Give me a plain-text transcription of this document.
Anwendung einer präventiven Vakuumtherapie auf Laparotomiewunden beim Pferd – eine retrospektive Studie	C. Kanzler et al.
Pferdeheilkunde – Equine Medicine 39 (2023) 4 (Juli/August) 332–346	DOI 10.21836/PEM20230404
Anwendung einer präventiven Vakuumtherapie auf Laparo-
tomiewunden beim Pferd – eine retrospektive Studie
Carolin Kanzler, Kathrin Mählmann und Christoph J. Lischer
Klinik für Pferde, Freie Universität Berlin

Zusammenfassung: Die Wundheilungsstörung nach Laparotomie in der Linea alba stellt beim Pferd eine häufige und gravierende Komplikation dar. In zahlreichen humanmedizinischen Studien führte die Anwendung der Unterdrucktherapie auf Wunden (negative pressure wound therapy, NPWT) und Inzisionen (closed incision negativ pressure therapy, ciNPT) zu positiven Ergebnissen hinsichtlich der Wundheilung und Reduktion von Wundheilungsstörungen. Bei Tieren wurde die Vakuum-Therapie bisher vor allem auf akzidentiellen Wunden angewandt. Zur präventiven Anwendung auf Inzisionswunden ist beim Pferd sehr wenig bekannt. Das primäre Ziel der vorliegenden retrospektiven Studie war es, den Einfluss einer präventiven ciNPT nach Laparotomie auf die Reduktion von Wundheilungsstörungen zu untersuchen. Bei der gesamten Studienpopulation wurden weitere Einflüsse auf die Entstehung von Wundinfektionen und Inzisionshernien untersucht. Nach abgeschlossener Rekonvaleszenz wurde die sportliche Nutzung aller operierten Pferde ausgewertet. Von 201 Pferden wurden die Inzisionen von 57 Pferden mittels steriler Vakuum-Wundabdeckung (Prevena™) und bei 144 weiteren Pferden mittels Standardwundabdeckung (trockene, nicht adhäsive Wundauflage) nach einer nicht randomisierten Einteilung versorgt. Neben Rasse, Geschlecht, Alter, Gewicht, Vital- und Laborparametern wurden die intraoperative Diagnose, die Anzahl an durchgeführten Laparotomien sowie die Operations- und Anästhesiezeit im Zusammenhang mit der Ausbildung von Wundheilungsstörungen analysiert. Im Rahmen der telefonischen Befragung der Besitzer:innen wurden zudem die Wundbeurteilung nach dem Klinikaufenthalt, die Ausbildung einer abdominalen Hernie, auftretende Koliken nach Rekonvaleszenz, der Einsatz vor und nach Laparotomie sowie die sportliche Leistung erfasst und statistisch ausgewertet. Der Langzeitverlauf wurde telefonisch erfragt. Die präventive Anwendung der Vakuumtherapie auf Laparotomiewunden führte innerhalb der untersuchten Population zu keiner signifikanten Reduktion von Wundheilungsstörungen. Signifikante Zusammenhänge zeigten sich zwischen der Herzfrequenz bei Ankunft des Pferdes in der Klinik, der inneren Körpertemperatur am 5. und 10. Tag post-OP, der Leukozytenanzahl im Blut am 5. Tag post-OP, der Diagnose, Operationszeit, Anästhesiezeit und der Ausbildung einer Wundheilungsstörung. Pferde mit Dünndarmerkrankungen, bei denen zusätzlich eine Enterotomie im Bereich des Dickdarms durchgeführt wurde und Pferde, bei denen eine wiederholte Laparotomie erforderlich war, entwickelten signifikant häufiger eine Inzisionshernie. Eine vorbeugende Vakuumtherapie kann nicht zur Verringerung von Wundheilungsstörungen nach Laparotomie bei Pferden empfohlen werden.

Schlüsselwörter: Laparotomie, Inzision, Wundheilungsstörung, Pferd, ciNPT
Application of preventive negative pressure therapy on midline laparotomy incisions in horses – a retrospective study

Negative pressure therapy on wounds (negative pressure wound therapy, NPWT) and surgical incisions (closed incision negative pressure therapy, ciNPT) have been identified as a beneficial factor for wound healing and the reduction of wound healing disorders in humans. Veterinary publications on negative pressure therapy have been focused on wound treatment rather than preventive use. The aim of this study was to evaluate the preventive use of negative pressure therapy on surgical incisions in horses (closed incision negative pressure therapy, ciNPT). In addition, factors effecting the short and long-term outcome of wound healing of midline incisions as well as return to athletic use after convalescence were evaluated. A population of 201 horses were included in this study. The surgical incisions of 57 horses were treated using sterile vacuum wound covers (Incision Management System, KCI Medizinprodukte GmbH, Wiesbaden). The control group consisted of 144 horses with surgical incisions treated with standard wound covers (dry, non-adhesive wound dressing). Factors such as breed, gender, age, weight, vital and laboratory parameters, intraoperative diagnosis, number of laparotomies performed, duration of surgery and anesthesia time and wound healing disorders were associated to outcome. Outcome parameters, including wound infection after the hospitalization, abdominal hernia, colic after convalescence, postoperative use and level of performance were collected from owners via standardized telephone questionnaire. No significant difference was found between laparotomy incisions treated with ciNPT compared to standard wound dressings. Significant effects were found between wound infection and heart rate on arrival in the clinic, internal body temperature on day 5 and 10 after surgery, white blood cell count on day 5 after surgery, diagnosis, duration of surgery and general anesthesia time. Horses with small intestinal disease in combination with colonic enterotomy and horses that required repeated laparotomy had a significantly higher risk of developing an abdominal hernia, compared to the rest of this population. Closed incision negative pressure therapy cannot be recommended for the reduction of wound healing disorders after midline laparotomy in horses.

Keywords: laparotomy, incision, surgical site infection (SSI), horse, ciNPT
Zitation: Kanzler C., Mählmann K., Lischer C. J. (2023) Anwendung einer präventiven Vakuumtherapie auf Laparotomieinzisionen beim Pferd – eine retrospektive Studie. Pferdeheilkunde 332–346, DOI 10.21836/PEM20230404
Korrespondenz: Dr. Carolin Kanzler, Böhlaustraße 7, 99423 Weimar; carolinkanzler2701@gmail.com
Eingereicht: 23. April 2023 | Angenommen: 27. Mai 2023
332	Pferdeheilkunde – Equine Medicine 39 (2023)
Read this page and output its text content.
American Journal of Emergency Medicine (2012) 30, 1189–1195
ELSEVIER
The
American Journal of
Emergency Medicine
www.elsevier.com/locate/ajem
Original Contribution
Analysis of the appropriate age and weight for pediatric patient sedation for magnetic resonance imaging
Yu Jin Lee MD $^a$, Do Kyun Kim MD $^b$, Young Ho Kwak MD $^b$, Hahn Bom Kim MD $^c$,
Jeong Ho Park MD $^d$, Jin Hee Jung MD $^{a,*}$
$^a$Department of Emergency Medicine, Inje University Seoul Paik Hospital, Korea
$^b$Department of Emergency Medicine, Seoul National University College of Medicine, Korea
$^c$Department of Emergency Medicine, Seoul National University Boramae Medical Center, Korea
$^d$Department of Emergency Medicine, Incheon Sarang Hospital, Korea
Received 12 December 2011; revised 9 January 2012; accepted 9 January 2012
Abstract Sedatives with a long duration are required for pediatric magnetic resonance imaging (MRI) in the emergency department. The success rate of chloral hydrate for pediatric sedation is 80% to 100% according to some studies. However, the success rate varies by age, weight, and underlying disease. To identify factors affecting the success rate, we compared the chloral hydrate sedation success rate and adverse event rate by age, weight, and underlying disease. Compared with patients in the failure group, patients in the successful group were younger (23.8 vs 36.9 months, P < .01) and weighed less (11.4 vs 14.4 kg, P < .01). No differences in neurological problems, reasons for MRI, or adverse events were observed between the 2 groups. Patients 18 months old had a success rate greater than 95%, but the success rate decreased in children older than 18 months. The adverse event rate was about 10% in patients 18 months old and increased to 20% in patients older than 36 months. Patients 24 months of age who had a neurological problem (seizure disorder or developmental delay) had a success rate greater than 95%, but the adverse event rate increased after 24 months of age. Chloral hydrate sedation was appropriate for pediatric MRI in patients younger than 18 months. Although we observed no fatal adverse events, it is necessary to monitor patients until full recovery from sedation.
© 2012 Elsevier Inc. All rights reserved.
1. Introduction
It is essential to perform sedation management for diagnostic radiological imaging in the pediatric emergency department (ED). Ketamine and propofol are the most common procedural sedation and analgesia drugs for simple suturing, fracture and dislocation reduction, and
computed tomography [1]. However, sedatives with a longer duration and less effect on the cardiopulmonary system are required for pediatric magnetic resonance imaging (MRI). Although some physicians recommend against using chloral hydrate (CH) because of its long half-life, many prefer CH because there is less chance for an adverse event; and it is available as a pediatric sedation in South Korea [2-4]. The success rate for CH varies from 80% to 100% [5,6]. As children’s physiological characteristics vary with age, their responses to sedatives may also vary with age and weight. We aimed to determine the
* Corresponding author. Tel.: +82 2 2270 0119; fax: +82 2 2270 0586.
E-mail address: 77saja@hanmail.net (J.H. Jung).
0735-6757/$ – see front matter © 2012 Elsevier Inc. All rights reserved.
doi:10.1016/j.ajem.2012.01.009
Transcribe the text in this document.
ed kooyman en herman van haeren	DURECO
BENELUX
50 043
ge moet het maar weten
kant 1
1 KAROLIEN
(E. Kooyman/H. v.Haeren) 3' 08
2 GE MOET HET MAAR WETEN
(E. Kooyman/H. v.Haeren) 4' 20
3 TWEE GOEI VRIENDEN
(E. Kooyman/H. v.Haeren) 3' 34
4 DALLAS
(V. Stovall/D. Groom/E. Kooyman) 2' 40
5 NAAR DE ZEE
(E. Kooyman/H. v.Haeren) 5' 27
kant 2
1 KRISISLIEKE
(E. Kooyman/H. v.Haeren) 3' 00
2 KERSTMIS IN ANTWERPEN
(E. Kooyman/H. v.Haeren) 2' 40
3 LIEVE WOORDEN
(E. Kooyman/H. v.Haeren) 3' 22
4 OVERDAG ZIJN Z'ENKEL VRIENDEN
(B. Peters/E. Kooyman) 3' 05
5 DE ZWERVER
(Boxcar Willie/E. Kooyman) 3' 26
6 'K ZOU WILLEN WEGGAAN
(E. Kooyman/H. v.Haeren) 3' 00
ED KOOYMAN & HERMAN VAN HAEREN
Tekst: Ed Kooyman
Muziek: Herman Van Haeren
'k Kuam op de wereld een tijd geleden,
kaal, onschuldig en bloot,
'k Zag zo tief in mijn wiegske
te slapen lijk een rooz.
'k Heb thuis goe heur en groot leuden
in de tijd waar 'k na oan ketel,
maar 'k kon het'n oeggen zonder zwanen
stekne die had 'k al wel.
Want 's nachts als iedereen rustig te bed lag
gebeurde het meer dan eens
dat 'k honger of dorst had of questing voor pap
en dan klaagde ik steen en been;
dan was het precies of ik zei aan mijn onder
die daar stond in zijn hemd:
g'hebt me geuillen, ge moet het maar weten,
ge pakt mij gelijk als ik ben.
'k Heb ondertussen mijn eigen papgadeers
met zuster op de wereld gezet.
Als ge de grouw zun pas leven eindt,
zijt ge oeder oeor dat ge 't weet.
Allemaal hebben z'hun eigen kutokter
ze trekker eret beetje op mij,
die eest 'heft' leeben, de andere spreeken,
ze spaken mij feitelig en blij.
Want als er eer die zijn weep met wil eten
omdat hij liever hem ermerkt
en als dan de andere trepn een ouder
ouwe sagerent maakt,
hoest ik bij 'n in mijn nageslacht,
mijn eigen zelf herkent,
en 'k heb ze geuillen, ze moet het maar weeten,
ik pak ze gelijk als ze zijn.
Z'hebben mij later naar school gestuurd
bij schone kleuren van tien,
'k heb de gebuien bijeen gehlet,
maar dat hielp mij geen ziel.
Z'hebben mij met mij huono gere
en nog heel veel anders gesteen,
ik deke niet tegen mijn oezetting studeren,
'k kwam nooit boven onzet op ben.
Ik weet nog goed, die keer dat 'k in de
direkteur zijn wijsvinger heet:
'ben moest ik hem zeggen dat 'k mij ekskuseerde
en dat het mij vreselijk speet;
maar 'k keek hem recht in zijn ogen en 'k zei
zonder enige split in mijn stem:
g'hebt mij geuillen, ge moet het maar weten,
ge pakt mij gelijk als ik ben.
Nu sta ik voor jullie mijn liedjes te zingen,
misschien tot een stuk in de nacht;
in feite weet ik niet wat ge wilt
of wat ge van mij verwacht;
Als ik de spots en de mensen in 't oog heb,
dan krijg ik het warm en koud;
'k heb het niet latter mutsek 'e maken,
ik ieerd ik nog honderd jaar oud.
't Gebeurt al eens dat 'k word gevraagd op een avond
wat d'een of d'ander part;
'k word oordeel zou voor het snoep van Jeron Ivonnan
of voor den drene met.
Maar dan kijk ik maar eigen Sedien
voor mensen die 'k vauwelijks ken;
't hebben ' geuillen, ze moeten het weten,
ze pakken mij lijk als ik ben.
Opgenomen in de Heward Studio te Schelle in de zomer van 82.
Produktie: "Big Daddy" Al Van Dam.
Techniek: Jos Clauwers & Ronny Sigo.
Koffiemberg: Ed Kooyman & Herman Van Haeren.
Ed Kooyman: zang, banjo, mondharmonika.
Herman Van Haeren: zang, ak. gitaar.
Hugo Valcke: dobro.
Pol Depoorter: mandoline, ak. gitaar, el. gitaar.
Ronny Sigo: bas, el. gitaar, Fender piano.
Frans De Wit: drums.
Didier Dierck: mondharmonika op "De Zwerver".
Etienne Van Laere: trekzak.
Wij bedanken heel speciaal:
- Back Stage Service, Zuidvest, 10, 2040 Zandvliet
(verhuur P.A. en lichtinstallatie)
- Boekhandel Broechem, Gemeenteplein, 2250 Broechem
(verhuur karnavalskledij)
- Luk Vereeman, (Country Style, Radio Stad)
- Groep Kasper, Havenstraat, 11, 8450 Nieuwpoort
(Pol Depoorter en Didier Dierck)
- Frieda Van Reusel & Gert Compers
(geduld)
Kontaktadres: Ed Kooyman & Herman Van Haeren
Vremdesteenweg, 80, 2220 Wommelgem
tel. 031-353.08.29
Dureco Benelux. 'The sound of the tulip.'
+ + + + +
• [INSTRUCTIONS TO FOLLOW] Your answer should be a single number: the count of lines in the listing that contain the word "eigen".

• [TASK RESPONSE] 4